Work required. Where a line holds "index", copy it.

/---

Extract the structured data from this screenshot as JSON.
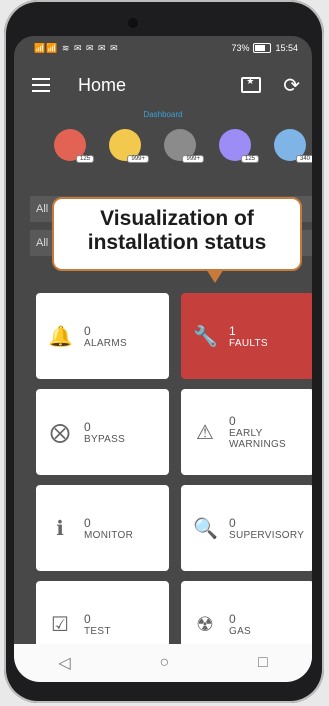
{
  "status": {
    "left_text": "📶📶 ≋ ✉ ✉ ✉ ✉",
    "battery_text": "73%",
    "time": "15:54"
  },
  "appbar": {
    "title": "Home",
    "folder_icon": "star-folder-icon",
    "refresh_icon": "refresh-icon"
  },
  "tabs": {
    "dashboard": "Dashboard"
  },
  "badges": [
    {
      "icon": "bell-icon",
      "count": "125",
      "color": "#e26253"
    },
    {
      "icon": "wrench-icon",
      "count": "999+",
      "color": "#f2c94c"
    },
    {
      "icon": "list-icon",
      "count": "999+",
      "color": "#8b8b8b"
    },
    {
      "icon": "megaphone-icon",
      "count": "125",
      "color": "#9b8cf6"
    },
    {
      "icon": "cloud-icon",
      "count": "340",
      "color": "#7fb4e6"
    }
  ],
  "filters": {
    "filter1_text": "All",
    "filter2_text": "All"
  },
  "cards": [
    {
      "num": "0",
      "label": "ALARMS"
    },
    {
      "num": "1",
      "label": "FAULTS"
    },
    {
      "num": "0",
      "label": "BYPASS"
    },
    {
      "num": "0",
      "label": "EARLY\nWARNINGS"
    },
    {
      "num": "0",
      "label": "MONITOR"
    },
    {
      "num": "0",
      "label": "SUPERVISORY"
    },
    {
      "num": "0",
      "label": "TEST"
    },
    {
      "num": "0",
      "label": "GAS"
    }
  ],
  "callout": {
    "line1": "Visualization of",
    "line2": "installation status"
  },
  "navbar": {
    "back_icon": "back-triangle-icon",
    "home_icon": "home-circle-icon",
    "recent_icon": "recent-square-icon"
  }
}
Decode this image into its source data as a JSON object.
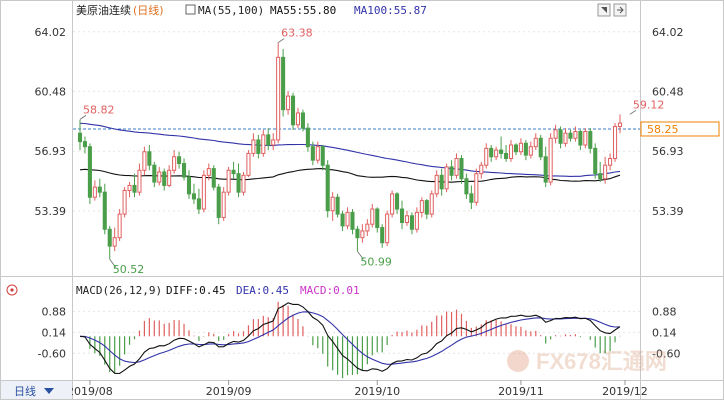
{
  "header": {
    "instrument": "美原油连续",
    "period": "(日线)",
    "ma_text": "MA(55,100)",
    "ma55_text": "MA55:55.80",
    "ma100_text": "MA100:55.87"
  },
  "macd_header": {
    "params": "MACD(26,12,9)",
    "diff_text": "DIFF:0.45",
    "dea_text": "DEA:0.45",
    "macd_text": "MACD:0.01"
  },
  "period_badge": "日线",
  "watermark": "FX678汇通网",
  "colors": {
    "up": "#e06060",
    "down": "#4a9e4a",
    "ma55": "#111111",
    "ma100": "#3333aa",
    "dea": "#3333aa",
    "ref_line": "#3a7cc8",
    "current_tag": "#f08000"
  },
  "chart_data": [
    {
      "type": "candlestick",
      "title": "美原油连续(日线)",
      "y_ticks": [
        "64.02",
        "60.48",
        "56.93",
        "53.39"
      ],
      "ylim": [
        50.0,
        64.6
      ],
      "x_ticks": [
        "2019/08",
        "2019/09",
        "2019/10",
        "2019/11",
        "2019/12"
      ],
      "reference_line": 58.25,
      "current_price_label": "58.25",
      "annotations": [
        {
          "text": "58.82",
          "value": 58.82,
          "index": 0
        },
        {
          "text": "63.38",
          "value": 63.38,
          "index": 40
        },
        {
          "text": "50.52",
          "value": 50.52,
          "index": 6
        },
        {
          "text": "50.99",
          "value": 50.99,
          "index": 56
        },
        {
          "text": "59.12",
          "value": 59.12,
          "index": 111
        }
      ],
      "ohlc": [
        [
          58.0,
          58.8,
          57.0,
          57.5
        ],
        [
          57.5,
          57.8,
          56.8,
          57.2
        ],
        [
          57.2,
          57.4,
          53.8,
          54.2
        ],
        [
          54.2,
          55.2,
          54.0,
          54.8
        ],
        [
          54.8,
          55.3,
          54.2,
          54.5
        ],
        [
          54.5,
          55.0,
          52.0,
          52.3
        ],
        [
          52.3,
          52.5,
          50.52,
          51.3
        ],
        [
          51.3,
          52.4,
          51.0,
          51.8
        ],
        [
          51.8,
          53.5,
          51.6,
          53.2
        ],
        [
          53.2,
          54.8,
          53.0,
          54.6
        ],
        [
          54.6,
          55.1,
          54.2,
          54.9
        ],
        [
          54.9,
          55.6,
          54.2,
          54.5
        ],
        [
          54.5,
          56.2,
          54.3,
          55.8
        ],
        [
          55.8,
          57.2,
          55.5,
          56.9
        ],
        [
          56.9,
          57.3,
          55.8,
          56.1
        ],
        [
          56.1,
          56.3,
          54.8,
          55.1
        ],
        [
          55.1,
          56.0,
          54.9,
          55.7
        ],
        [
          55.7,
          55.9,
          54.6,
          54.9
        ],
        [
          54.9,
          56.1,
          54.8,
          55.8
        ],
        [
          55.8,
          57.0,
          55.6,
          56.6
        ],
        [
          56.6,
          56.9,
          55.9,
          56.2
        ],
        [
          56.2,
          56.5,
          55.2,
          55.4
        ],
        [
          55.4,
          55.8,
          54.1,
          54.4
        ],
        [
          54.4,
          55.0,
          53.8,
          54.1
        ],
        [
          54.1,
          54.7,
          53.2,
          53.5
        ],
        [
          53.5,
          55.8,
          53.3,
          55.5
        ],
        [
          55.5,
          56.2,
          55.2,
          55.9
        ],
        [
          55.9,
          56.1,
          54.6,
          54.8
        ],
        [
          54.8,
          55.0,
          52.6,
          53.0
        ],
        [
          53.0,
          54.8,
          52.8,
          54.5
        ],
        [
          54.5,
          56.0,
          54.3,
          55.8
        ],
        [
          55.8,
          56.3,
          55.3,
          55.6
        ],
        [
          55.6,
          56.2,
          54.2,
          54.5
        ],
        [
          54.5,
          55.7,
          54.3,
          55.5
        ],
        [
          55.5,
          57.0,
          55.4,
          56.8
        ],
        [
          56.8,
          58.0,
          56.6,
          57.6
        ],
        [
          57.6,
          57.9,
          56.5,
          56.8
        ],
        [
          56.8,
          58.2,
          56.6,
          57.9
        ],
        [
          57.9,
          58.3,
          57.0,
          57.3
        ],
        [
          57.3,
          58.0,
          57.0,
          57.6
        ],
        [
          57.6,
          63.38,
          57.4,
          62.5
        ],
        [
          62.5,
          63.0,
          59.0,
          59.4
        ],
        [
          59.4,
          60.5,
          59.1,
          60.2
        ],
        [
          60.2,
          60.4,
          58.2,
          58.5
        ],
        [
          58.5,
          59.5,
          58.3,
          59.2
        ],
        [
          59.2,
          59.4,
          58.1,
          58.3
        ],
        [
          58.3,
          58.6,
          56.9,
          57.2
        ],
        [
          57.2,
          57.5,
          56.1,
          56.4
        ],
        [
          56.4,
          57.5,
          56.2,
          57.2
        ],
        [
          57.2,
          57.3,
          55.8,
          56.1
        ],
        [
          56.1,
          56.4,
          53.0,
          53.4
        ],
        [
          53.4,
          54.5,
          52.8,
          54.2
        ],
        [
          54.2,
          54.4,
          53.0,
          53.2
        ],
        [
          53.2,
          53.4,
          52.2,
          52.5
        ],
        [
          52.5,
          53.6,
          52.3,
          53.3
        ],
        [
          53.3,
          53.5,
          52.0,
          52.3
        ],
        [
          52.3,
          52.5,
          50.99,
          51.8
        ],
        [
          51.8,
          52.6,
          51.5,
          52.2
        ],
        [
          52.2,
          52.9,
          51.9,
          52.6
        ],
        [
          52.6,
          53.8,
          52.4,
          53.5
        ],
        [
          53.5,
          53.6,
          52.1,
          52.4
        ],
        [
          52.4,
          52.6,
          51.2,
          51.5
        ],
        [
          51.5,
          53.4,
          51.3,
          53.2
        ],
        [
          53.2,
          54.6,
          53.0,
          54.4
        ],
        [
          54.4,
          54.5,
          53.2,
          53.5
        ],
        [
          53.5,
          54.0,
          52.3,
          52.7
        ],
        [
          52.7,
          53.4,
          52.5,
          53.1
        ],
        [
          53.1,
          53.3,
          52.0,
          52.3
        ],
        [
          52.3,
          53.6,
          52.1,
          53.3
        ],
        [
          53.3,
          54.2,
          53.0,
          54.0
        ],
        [
          54.0,
          54.1,
          52.9,
          53.2
        ],
        [
          53.2,
          54.6,
          53.0,
          54.4
        ],
        [
          54.4,
          55.8,
          54.2,
          55.5
        ],
        [
          55.5,
          55.9,
          54.3,
          54.7
        ],
        [
          54.7,
          56.2,
          54.5,
          56.0
        ],
        [
          56.0,
          56.4,
          55.2,
          55.5
        ],
        [
          55.5,
          56.8,
          55.3,
          56.5
        ],
        [
          56.5,
          56.7,
          55.0,
          55.3
        ],
        [
          55.3,
          55.6,
          54.1,
          54.4
        ],
        [
          54.4,
          54.9,
          53.5,
          53.9
        ],
        [
          53.9,
          55.9,
          53.7,
          55.6
        ],
        [
          55.6,
          56.3,
          55.3,
          56.1
        ],
        [
          56.1,
          57.4,
          55.9,
          57.1
        ],
        [
          57.1,
          57.3,
          56.3,
          56.6
        ],
        [
          56.6,
          57.2,
          56.4,
          57.0
        ],
        [
          57.0,
          57.8,
          56.5,
          56.8
        ],
        [
          56.8,
          57.3,
          56.3,
          56.5
        ],
        [
          56.5,
          57.6,
          56.3,
          57.3
        ],
        [
          57.3,
          57.4,
          56.7,
          56.9
        ],
        [
          56.9,
          57.7,
          56.7,
          57.4
        ],
        [
          57.4,
          57.6,
          56.4,
          56.7
        ],
        [
          56.7,
          57.5,
          56.5,
          57.2
        ],
        [
          57.2,
          58.0,
          57.0,
          57.7
        ],
        [
          57.7,
          57.9,
          56.4,
          56.6
        ],
        [
          56.6,
          57.2,
          54.8,
          55.1
        ],
        [
          55.1,
          58.0,
          54.9,
          57.7
        ],
        [
          57.7,
          58.5,
          57.4,
          58.2
        ],
        [
          58.2,
          58.4,
          57.1,
          57.4
        ],
        [
          57.4,
          58.3,
          57.2,
          58.0
        ],
        [
          58.0,
          58.2,
          57.5,
          57.7
        ],
        [
          57.7,
          58.4,
          57.5,
          58.1
        ],
        [
          58.1,
          58.2,
          57.0,
          57.3
        ],
        [
          57.3,
          58.3,
          57.1,
          58.1
        ],
        [
          58.1,
          58.3,
          56.8,
          57.1
        ],
        [
          57.1,
          57.4,
          55.3,
          55.6
        ],
        [
          55.6,
          56.3,
          55.1,
          55.3
        ],
        [
          55.3,
          56.6,
          55.0,
          56.1
        ],
        [
          56.1,
          56.8,
          55.8,
          56.5
        ],
        [
          56.5,
          58.6,
          56.3,
          58.4
        ],
        [
          58.4,
          59.12,
          58.0,
          58.6
        ]
      ]
    },
    {
      "type": "line",
      "title": "MACD(26,12,9)",
      "y_ticks": [
        "0.88",
        "0.14",
        "-0.60"
      ],
      "ylim": [
        -1.4,
        1.35
      ],
      "series": [
        {
          "name": "DIFF",
          "value": 0.45
        },
        {
          "name": "DEA",
          "value": 0.45
        },
        {
          "name": "MACD",
          "value": 0.01
        }
      ]
    }
  ]
}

\---

Worked solution.
          "index": 0
          "index": 40
          "index": 6
          "index": 56
          "index": 111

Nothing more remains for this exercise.